▶ Collected data:
════

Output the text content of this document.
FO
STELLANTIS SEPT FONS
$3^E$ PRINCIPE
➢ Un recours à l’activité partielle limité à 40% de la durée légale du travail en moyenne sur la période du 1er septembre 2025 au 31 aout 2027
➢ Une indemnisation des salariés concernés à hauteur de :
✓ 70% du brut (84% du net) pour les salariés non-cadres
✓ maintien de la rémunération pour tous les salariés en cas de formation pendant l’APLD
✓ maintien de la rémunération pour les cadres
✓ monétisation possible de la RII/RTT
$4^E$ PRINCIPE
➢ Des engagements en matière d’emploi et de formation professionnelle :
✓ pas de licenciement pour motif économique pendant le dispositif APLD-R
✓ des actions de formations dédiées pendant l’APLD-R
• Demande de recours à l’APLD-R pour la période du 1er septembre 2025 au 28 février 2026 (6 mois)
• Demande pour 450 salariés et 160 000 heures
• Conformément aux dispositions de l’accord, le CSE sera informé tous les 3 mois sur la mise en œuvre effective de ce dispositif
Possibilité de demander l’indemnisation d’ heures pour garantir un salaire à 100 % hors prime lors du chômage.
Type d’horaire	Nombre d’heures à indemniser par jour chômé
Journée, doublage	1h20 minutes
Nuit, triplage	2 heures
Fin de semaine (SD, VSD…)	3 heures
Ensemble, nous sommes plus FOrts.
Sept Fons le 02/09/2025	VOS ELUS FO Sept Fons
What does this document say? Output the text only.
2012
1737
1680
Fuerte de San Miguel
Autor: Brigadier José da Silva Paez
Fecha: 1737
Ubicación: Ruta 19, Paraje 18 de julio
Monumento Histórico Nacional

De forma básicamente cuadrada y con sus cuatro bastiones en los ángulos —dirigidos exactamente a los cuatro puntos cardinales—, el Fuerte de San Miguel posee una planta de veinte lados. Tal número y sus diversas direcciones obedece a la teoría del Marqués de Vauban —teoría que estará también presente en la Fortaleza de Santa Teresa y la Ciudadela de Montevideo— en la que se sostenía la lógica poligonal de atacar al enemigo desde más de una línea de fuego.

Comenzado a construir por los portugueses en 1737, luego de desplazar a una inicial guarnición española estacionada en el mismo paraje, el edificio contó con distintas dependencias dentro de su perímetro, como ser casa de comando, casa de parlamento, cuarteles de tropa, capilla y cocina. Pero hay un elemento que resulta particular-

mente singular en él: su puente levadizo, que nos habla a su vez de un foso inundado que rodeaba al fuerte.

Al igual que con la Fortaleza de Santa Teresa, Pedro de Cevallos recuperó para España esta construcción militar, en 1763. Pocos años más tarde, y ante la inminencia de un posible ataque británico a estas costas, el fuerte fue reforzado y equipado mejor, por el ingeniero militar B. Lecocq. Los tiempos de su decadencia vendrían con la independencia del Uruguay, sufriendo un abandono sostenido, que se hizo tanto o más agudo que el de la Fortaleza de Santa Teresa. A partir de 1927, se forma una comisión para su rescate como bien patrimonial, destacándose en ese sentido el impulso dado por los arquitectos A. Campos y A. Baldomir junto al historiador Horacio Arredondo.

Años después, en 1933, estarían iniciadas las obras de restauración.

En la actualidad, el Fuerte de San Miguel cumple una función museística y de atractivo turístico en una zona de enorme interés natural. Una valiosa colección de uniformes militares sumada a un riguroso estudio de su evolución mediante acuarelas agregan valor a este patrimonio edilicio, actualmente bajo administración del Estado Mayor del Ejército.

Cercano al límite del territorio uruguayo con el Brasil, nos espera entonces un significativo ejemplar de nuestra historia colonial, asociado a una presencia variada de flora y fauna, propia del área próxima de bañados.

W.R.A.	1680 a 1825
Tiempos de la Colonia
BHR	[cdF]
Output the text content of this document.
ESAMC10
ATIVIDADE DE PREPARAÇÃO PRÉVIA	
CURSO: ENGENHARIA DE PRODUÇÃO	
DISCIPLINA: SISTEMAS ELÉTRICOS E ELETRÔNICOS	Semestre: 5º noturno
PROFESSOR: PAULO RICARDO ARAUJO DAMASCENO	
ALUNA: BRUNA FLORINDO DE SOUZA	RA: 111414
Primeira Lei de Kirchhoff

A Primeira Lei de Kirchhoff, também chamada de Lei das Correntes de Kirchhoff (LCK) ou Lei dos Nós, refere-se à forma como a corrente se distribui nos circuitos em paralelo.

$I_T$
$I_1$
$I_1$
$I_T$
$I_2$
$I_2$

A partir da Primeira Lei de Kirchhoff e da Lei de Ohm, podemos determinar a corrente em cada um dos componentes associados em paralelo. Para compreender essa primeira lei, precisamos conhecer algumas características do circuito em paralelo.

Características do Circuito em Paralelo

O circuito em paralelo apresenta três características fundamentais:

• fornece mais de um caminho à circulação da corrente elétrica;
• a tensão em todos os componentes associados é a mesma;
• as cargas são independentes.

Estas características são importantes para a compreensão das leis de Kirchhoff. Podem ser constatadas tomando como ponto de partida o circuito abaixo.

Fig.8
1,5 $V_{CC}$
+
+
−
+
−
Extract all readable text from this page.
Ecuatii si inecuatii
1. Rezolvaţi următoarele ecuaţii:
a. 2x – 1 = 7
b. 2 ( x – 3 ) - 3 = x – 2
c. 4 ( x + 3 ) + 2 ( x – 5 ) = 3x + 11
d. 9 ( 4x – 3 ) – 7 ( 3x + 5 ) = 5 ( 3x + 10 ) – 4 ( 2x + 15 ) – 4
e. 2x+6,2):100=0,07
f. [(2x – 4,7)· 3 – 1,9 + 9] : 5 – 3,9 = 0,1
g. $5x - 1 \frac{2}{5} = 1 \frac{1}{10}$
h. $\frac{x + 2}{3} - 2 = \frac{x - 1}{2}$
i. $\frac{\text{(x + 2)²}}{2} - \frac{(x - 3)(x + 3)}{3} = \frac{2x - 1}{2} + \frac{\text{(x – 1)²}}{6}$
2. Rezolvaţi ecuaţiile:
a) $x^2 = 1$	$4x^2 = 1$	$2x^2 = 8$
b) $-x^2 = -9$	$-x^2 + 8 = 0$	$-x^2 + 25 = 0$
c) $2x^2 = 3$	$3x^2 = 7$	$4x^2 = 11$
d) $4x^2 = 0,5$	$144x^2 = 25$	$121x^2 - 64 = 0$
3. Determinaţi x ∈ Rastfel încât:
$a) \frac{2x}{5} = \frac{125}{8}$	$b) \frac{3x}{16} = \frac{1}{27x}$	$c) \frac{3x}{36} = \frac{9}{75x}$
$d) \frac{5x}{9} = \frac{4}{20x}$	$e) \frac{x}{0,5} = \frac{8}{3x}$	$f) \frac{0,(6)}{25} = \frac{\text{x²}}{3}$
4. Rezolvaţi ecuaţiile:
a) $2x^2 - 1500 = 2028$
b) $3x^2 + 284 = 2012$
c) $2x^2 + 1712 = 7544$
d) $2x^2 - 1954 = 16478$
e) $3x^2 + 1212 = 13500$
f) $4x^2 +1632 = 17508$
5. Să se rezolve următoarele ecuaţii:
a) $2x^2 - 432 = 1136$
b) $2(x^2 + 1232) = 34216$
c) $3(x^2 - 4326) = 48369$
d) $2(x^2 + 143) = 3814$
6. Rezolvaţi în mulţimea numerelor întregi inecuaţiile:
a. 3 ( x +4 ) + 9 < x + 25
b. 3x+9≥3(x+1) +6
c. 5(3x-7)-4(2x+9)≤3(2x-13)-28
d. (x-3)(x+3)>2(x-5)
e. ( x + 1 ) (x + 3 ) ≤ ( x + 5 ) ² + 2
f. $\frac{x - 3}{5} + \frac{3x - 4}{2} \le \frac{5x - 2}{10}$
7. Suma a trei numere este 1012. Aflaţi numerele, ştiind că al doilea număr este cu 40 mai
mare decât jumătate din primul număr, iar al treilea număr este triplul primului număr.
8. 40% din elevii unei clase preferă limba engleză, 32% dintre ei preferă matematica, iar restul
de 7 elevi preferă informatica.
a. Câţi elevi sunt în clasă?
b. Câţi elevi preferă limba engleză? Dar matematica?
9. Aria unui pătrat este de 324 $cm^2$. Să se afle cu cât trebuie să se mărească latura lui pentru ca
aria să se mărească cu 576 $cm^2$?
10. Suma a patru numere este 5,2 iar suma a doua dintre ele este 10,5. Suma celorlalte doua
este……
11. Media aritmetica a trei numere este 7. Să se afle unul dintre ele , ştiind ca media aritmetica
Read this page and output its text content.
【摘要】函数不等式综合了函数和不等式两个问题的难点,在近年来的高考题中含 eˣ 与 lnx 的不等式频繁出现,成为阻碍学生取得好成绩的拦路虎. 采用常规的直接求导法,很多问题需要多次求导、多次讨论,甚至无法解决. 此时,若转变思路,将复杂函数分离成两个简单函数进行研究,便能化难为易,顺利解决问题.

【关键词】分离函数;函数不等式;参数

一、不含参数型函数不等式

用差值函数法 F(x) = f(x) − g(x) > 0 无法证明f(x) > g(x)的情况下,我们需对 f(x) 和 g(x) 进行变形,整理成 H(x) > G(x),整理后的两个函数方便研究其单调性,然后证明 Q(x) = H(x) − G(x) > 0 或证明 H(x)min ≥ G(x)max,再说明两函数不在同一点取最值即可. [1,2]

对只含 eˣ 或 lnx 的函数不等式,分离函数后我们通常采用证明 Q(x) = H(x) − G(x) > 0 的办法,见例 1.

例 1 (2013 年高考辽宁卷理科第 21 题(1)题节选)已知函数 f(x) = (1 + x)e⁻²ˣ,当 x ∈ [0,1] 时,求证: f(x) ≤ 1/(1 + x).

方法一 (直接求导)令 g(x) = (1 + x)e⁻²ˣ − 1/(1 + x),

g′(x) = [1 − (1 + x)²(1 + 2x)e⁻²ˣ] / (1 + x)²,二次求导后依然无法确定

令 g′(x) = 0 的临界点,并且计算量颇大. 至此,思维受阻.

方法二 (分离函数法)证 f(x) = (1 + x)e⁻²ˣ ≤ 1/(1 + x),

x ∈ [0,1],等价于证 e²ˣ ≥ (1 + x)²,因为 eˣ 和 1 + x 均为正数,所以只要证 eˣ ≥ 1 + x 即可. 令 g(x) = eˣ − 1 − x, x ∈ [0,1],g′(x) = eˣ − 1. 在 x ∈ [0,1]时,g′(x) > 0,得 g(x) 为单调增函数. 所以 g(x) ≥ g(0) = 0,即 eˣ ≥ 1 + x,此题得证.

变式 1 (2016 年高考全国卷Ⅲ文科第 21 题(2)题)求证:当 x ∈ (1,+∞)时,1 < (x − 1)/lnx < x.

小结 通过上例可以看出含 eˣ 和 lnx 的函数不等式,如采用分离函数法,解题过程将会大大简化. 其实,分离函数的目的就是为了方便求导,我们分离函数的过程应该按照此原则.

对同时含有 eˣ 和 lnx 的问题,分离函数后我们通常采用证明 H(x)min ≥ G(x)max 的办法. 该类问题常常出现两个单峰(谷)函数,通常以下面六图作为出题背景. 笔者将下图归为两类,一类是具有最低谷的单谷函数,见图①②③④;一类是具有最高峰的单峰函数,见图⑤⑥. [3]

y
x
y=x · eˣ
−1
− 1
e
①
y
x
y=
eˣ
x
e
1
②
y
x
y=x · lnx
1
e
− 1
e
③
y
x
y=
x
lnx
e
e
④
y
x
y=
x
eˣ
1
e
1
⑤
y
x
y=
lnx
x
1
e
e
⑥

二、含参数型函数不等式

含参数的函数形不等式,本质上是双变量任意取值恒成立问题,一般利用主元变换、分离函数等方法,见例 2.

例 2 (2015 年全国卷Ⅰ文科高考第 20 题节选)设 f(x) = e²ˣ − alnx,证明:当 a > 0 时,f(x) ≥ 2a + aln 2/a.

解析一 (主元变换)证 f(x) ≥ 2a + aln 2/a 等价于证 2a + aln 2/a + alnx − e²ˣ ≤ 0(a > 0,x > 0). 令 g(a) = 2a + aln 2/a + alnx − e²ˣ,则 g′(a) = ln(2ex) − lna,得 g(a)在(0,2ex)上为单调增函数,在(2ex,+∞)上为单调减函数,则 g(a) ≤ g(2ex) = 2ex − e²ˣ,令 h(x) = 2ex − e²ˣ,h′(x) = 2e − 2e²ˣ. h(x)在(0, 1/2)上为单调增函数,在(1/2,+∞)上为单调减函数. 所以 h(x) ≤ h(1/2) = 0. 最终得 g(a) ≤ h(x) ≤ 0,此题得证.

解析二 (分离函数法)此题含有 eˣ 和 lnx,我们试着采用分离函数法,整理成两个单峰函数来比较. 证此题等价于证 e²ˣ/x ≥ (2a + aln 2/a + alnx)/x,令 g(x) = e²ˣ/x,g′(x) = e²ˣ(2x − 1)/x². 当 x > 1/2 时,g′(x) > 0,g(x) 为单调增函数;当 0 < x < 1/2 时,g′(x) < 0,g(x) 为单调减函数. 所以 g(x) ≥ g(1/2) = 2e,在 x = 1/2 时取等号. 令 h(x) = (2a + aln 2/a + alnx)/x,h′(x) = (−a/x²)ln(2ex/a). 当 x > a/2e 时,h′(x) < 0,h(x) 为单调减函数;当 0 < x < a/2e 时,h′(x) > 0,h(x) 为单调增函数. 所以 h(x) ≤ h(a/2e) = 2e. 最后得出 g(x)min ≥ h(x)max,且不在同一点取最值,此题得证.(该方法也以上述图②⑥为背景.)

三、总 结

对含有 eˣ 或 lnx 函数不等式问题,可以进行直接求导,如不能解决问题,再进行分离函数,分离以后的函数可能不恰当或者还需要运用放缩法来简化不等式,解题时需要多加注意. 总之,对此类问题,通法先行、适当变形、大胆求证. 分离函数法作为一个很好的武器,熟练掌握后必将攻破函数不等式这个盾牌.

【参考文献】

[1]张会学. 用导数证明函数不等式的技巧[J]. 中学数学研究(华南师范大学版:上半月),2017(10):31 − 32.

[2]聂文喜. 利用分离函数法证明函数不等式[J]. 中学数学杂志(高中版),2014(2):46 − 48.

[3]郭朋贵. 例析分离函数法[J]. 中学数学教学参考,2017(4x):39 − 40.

════

▶ Problem details: Return a copy of every line that includes the word "mărească".

▶ Answer to the exercise:
9. Aria unui pătrat este de 324 $cm^2$. Să se afle cu cât trebuie să se mărească latura lui pentru ca
aria să se mărească cu 576 $cm^2$?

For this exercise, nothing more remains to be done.